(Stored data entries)
——
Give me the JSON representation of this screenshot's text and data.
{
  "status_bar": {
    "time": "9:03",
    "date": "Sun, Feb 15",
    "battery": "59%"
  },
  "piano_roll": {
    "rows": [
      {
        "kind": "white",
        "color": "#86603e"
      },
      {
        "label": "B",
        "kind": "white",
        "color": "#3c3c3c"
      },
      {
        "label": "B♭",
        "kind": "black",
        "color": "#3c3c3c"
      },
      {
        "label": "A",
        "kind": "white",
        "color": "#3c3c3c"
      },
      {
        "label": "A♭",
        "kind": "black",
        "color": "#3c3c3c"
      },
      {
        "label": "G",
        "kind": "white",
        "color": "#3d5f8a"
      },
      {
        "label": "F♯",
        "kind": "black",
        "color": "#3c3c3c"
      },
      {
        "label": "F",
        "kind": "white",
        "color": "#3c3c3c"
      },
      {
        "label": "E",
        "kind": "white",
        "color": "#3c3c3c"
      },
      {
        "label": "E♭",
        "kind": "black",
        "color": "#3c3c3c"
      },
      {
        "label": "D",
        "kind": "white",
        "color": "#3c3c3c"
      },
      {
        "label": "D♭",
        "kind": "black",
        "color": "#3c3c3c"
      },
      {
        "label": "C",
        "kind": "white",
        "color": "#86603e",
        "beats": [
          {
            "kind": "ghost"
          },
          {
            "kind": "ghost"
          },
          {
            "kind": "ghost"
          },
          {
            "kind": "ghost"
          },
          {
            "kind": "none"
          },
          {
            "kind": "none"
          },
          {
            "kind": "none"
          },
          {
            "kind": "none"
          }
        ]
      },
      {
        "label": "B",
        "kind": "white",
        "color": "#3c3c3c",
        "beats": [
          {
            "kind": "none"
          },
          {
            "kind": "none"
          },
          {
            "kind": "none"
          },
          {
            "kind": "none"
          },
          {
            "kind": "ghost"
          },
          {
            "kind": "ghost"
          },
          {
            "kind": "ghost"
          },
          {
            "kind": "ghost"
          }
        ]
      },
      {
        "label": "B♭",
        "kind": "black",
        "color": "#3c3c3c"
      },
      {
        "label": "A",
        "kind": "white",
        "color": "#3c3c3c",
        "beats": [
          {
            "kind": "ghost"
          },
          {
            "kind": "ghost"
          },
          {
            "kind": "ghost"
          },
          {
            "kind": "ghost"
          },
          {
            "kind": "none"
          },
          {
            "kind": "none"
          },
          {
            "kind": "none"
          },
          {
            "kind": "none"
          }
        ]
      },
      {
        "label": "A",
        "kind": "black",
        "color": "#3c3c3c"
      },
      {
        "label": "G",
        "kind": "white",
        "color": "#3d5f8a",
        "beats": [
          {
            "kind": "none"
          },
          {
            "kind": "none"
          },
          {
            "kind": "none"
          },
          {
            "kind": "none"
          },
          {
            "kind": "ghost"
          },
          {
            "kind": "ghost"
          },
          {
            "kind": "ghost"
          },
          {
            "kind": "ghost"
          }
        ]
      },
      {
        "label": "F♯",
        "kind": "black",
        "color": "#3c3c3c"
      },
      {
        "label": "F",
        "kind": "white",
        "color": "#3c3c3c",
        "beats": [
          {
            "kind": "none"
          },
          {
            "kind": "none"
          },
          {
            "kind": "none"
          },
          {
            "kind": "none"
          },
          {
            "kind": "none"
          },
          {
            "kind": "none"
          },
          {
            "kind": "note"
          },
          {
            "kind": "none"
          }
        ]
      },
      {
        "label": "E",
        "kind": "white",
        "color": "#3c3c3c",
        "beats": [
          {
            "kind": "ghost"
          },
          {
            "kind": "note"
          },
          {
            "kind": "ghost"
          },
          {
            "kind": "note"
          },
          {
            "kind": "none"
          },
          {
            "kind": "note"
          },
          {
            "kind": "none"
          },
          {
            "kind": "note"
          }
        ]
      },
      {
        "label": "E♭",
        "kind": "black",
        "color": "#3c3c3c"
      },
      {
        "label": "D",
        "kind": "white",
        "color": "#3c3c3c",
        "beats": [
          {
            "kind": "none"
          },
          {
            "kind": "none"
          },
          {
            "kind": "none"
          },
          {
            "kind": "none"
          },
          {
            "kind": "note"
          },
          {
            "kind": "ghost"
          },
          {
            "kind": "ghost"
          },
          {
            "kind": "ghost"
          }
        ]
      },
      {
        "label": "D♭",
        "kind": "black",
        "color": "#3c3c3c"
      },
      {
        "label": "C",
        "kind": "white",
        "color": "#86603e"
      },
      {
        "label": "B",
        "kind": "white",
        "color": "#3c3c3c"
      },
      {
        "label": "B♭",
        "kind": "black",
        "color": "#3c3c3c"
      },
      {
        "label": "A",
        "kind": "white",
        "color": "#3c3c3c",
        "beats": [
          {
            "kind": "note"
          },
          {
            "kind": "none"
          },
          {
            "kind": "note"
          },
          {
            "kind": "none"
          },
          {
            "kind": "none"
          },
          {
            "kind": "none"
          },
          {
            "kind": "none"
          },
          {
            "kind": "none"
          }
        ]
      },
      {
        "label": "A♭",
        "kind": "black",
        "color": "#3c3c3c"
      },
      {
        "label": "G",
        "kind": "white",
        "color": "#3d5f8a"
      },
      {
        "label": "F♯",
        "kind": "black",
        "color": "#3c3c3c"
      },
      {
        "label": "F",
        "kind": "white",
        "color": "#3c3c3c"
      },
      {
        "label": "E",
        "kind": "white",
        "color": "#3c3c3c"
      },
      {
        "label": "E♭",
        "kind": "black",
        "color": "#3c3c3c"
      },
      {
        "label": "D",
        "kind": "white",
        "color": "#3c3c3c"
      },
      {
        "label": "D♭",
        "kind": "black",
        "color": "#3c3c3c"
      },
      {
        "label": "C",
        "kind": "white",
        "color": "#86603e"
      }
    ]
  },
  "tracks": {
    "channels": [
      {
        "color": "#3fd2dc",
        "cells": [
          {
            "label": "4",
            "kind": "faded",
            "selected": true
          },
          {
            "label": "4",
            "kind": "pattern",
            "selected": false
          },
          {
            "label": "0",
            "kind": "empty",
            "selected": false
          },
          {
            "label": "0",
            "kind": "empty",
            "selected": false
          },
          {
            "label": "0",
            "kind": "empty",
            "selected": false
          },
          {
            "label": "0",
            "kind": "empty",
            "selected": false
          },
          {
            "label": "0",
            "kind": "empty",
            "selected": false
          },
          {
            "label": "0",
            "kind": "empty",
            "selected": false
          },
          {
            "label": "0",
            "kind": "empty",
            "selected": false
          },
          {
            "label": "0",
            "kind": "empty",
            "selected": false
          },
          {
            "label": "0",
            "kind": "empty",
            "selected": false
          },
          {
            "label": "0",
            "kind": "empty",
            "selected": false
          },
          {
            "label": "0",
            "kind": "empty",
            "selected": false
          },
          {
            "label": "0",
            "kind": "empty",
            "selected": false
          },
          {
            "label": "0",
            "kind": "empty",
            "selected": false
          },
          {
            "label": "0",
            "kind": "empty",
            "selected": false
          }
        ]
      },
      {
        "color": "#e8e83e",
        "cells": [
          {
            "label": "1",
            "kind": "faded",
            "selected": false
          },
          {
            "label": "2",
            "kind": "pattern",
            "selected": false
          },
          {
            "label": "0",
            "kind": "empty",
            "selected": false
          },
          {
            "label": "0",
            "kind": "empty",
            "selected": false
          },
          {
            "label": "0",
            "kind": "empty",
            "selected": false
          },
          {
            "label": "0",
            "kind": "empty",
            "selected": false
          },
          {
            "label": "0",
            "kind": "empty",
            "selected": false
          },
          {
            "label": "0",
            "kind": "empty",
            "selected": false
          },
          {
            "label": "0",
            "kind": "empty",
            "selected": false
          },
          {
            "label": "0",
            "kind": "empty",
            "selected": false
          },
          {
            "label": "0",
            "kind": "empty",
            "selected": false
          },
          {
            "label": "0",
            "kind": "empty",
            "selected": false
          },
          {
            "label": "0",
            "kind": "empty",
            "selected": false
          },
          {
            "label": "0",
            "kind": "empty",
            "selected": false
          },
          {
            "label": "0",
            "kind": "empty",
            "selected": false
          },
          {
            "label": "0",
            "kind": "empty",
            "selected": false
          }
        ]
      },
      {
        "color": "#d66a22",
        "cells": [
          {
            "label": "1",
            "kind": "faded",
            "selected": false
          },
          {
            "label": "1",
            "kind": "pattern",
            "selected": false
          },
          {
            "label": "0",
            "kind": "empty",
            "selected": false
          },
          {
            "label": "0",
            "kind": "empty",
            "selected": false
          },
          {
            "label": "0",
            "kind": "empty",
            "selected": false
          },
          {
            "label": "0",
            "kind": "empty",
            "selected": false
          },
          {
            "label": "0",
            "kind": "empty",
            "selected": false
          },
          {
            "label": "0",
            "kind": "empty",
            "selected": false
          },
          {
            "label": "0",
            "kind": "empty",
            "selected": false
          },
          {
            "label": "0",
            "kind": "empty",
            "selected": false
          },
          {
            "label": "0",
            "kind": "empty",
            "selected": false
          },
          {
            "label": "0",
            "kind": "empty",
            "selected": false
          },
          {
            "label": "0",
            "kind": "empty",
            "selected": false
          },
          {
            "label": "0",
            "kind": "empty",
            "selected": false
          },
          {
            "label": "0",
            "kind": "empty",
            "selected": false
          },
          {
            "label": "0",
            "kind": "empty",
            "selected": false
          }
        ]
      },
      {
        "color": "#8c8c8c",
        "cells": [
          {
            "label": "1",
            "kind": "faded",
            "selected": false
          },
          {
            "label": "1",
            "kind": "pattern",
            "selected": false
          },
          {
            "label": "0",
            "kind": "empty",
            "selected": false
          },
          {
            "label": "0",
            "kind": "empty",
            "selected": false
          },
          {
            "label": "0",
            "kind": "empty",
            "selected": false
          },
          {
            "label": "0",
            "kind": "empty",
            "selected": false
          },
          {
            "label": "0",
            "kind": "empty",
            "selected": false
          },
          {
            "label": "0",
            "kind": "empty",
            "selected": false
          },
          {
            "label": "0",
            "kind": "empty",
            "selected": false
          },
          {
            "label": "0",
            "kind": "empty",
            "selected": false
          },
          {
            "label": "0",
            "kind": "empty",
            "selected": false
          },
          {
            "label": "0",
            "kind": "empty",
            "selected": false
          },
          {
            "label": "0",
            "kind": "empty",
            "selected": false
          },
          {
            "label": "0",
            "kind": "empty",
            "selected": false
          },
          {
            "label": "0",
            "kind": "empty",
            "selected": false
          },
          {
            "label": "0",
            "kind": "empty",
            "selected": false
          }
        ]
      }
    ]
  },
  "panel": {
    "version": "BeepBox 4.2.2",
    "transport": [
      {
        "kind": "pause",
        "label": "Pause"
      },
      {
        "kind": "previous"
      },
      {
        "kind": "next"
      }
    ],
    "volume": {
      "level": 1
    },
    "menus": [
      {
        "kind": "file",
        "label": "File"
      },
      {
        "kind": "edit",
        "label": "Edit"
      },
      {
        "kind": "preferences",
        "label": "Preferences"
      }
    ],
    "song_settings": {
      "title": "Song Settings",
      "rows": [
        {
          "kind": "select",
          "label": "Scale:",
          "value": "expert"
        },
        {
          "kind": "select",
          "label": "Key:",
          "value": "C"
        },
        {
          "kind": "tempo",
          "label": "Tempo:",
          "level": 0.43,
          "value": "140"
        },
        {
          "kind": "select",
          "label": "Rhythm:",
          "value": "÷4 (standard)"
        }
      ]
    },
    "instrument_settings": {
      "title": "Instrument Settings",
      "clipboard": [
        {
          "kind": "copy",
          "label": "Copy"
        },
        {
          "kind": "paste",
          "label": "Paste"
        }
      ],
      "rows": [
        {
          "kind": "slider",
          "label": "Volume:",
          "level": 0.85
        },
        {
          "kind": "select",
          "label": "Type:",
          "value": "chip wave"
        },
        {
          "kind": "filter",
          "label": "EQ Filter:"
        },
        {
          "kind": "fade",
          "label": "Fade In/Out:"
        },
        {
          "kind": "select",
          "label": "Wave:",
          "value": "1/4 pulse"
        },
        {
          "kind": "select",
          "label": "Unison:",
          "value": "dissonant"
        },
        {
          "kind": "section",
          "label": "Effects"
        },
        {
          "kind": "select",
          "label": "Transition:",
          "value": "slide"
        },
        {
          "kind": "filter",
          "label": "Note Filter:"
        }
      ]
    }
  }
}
——
Task prompt >> Which lines include "value"? Copy each of them out.

Exercise output >>
          "value": "expert"
          "value": "C"
          "value": "140"
          "value": "÷4 (standard)"
          "value": "chip wave"
          "value": "1/4 pulse"
          "value": "dissonant"
          "value": "slide"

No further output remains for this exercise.